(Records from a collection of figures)
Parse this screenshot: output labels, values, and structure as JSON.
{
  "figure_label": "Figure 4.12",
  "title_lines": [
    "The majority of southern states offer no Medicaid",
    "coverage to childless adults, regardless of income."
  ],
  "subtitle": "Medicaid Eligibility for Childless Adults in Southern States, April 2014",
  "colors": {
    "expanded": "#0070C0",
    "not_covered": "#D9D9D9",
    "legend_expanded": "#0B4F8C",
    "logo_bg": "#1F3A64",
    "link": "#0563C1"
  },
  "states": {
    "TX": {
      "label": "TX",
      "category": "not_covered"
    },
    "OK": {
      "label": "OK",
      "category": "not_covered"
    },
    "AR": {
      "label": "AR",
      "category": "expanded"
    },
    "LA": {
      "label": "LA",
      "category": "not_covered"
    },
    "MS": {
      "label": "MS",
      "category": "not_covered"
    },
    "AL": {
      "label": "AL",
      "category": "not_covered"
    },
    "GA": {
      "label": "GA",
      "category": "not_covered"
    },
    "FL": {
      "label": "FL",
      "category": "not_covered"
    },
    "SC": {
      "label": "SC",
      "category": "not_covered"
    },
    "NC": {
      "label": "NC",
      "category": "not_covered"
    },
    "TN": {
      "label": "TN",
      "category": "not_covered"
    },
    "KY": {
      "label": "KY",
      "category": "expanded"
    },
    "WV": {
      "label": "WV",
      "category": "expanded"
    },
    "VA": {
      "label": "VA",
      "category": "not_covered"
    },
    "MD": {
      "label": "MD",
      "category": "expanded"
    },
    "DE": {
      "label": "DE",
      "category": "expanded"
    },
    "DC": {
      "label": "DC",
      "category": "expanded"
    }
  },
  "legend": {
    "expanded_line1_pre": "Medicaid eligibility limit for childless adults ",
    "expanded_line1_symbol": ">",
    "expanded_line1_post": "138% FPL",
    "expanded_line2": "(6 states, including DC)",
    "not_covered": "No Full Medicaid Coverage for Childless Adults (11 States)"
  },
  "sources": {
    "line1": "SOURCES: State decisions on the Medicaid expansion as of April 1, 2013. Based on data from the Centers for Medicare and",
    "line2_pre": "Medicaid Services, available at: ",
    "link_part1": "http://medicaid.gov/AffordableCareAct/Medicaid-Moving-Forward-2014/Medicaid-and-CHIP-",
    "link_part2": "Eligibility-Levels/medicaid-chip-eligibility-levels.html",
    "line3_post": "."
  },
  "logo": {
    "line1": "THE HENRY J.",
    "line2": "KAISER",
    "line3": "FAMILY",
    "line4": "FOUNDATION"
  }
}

**Your objective:**
Take the listing above and write it out again exactly.

**The answer:**
Parse this screenshot: output labels, values, and structure as JSON.
{
  "figure_label": "Figure 4.12",
  "title_lines": [
    "The majority of southern states offer no Medicaid",
    "coverage to childless adults, regardless of income."
  ],
  "subtitle": "Medicaid Eligibility for Childless Adults in Southern States, April 2014",
  "colors": {
    "expanded": "#0070C0",
    "not_covered": "#D9D9D9",
    "legend_expanded": "#0B4F8C",
    "logo_bg": "#1F3A64",
    "link": "#0563C1"
  },
  "states": {
    "TX": {
      "label": "TX",
      "category": "not_covered"
    },
    "OK": {
      "label": "OK",
      "category": "not_covered"
    },
    "AR": {
      "label": "AR",
      "category": "expanded"
    },
    "LA": {
      "label": "LA",
      "category": "not_covered"
    },
    "MS": {
      "label": "MS",
      "category": "not_covered"
    },
    "AL": {
      "label": "AL",
      "category": "not_covered"
    },
    "GA": {
      "label": "GA",
      "category": "not_covered"
    },
    "FL": {
      "label": "FL",
      "category": "not_covered"
    },
    "SC": {
      "label": "SC",
      "category": "not_covered"
    },
    "NC": {
      "label": "NC",
      "category": "not_covered"
    },
    "TN": {
      "label": "TN",
      "category": "not_covered"
    },
    "KY": {
      "label": "KY",
      "category": "expanded"
    },
    "WV": {
      "label": "WV",
      "category": "expanded"
    },
    "VA": {
      "label": "VA",
      "category": "not_covered"
    },
    "MD": {
      "label": "MD",
      "category": "expanded"
    },
    "DE": {
      "label": "DE",
      "category": "expanded"
    },
    "DC": {
      "label": "DC",
      "category": "expanded"
    }
  },
  "legend": {
    "expanded_line1_pre": "Medicaid eligibility limit for childless adults ",
    "expanded_line1_symbol": ">",
    "expanded_line1_post": "138% FPL",
    "expanded_line2": "(6 states, including DC)",
    "not_covered": "No Full Medicaid Coverage for Childless Adults (11 States)"
  },
  "sources": {
    "line1": "SOURCES: State decisions on the Medicaid expansion as of April 1, 2013. Based on data from the Centers for Medicare and",
    "line2_pre": "Medicaid Services, available at: ",
    "link_part1": "http://medicaid.gov/AffordableCareAct/Medicaid-Moving-Forward-2014/Medicaid-and-CHIP-",
    "link_part2": "Eligibility-Levels/medicaid-chip-eligibility-levels.html",
    "line3_post": "."
  },
  "logo": {
    "line1": "THE HENRY J.",
    "line2": "KAISER",
    "line3": "FAMILY",
    "line4": "FOUNDATION"
  }
}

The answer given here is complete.